• Exercise aim: The records that follow must be repeated verbatim, every one of them.

• Excerpted data:

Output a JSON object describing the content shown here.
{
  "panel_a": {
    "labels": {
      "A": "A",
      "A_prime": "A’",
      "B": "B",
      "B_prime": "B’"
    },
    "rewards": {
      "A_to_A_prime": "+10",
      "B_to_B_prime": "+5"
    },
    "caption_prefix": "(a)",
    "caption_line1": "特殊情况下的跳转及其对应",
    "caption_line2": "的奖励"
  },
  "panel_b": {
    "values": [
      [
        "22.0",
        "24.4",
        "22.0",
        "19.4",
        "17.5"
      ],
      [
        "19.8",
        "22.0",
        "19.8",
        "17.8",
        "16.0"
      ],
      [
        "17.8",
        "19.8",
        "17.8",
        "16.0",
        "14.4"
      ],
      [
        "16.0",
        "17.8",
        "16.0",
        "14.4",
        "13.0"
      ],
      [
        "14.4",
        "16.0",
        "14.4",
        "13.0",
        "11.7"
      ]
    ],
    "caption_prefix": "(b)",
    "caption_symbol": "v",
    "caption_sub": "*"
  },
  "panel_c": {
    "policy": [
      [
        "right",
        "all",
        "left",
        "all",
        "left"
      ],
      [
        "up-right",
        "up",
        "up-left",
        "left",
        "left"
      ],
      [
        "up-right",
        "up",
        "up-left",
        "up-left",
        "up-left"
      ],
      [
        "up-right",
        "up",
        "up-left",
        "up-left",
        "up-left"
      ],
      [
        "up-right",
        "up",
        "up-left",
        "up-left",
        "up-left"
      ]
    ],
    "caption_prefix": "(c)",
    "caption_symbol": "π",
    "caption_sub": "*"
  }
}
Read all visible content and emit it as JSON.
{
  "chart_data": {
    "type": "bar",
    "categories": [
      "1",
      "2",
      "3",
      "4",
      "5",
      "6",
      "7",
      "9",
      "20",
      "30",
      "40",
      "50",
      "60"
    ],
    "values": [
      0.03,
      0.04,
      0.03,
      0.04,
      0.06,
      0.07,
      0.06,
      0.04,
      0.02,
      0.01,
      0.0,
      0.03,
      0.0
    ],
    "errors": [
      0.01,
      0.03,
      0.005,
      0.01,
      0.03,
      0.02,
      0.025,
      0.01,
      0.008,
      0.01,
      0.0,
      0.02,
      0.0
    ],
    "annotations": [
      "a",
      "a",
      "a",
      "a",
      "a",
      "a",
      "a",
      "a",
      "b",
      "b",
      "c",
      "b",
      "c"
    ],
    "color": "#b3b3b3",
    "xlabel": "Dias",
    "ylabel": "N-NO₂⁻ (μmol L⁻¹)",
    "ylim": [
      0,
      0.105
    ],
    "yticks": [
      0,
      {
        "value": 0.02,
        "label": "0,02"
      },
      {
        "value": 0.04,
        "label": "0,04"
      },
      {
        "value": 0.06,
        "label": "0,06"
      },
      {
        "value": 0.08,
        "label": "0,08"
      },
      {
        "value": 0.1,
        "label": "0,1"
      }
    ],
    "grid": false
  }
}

• Final result:
Output a JSON object describing the content shown here.
{
  "panel_a": {
    "labels": {
      "A": "A",
      "A_prime": "A’",
      "B": "B",
      "B_prime": "B’"
    },
    "rewards": {
      "A_to_A_prime": "+10",
      "B_to_B_prime": "+5"
    },
    "caption_prefix": "(a)",
    "caption_line1": "特殊情况下的跳转及其对应",
    "caption_line2": "的奖励"
  },
  "panel_b": {
    "values": [
      [
        "22.0",
        "24.4",
        "22.0",
        "19.4",
        "17.5"
      ],
      [
        "19.8",
        "22.0",
        "19.8",
        "17.8",
        "16.0"
      ],
      [
        "17.8",
        "19.8",
        "17.8",
        "16.0",
        "14.4"
      ],
      [
        "16.0",
        "17.8",
        "16.0",
        "14.4",
        "13.0"
      ],
      [
        "14.4",
        "16.0",
        "14.4",
        "13.0",
        "11.7"
      ]
    ],
    "caption_prefix": "(b)",
    "caption_symbol": "v",
    "caption_sub": "*"
  },
  "panel_c": {
    "policy": [
      [
        "right",
        "all",
        "left",
        "all",
        "left"
      ],
      [
        "up-right",
        "up",
        "up-left",
        "left",
        "left"
      ],
      [
        "up-right",
        "up",
        "up-left",
        "up-left",
        "up-left"
      ],
      [
        "up-right",
        "up",
        "up-left",
        "up-left",
        "up-left"
      ],
      [
        "up-right",
        "up",
        "up-left",
        "up-left",
        "up-left"
      ]
    ],
    "caption_prefix": "(c)",
    "caption_symbol": "π",
    "caption_sub": "*"
  }
}
Read all visible content and emit it as JSON.
{
  "chart_data": {
    "type": "bar",
    "categories": [
      "1",
      "2",
      "3",
      "4",
      "5",
      "6",
      "7",
      "9",
      "20",
      "30",
      "40",
      "50",
      "60"
    ],
    "values": [
      0.03,
      0.04,
      0.03,
      0.04,
      0.06,
      0.07,
      0.06,
      0.04,
      0.02,
      0.01,
      0.0,
      0.03,
      0.0
    ],
    "errors": [
      0.01,
      0.03,
      0.005,
      0.01,
      0.03,
      0.02,
      0.025,
      0.01,
      0.008,
      0.01,
      0.0,
      0.02,
      0.0
    ],
    "annotations": [
      "a",
      "a",
      "a",
      "a",
      "a",
      "a",
      "a",
      "a",
      "b",
      "b",
      "c",
      "b",
      "c"
    ],
    "color": "#b3b3b3",
    "xlabel": "Dias",
    "ylabel": "N-NO₂⁻ (μmol L⁻¹)",
    "ylim": [
      0,
      0.105
    ],
    "yticks": [
      0,
      {
        "value": 0.02,
        "label": "0,02"
      },
      {
        "value": 0.04,
        "label": "0,04"
      },
      {
        "value": 0.06,
        "label": "0,06"
      },
      {
        "value": 0.08,
        "label": "0,08"
      },
      {
        "value": 0.1,
        "label": "0,1"
      }
    ],
    "grid": false
  }
}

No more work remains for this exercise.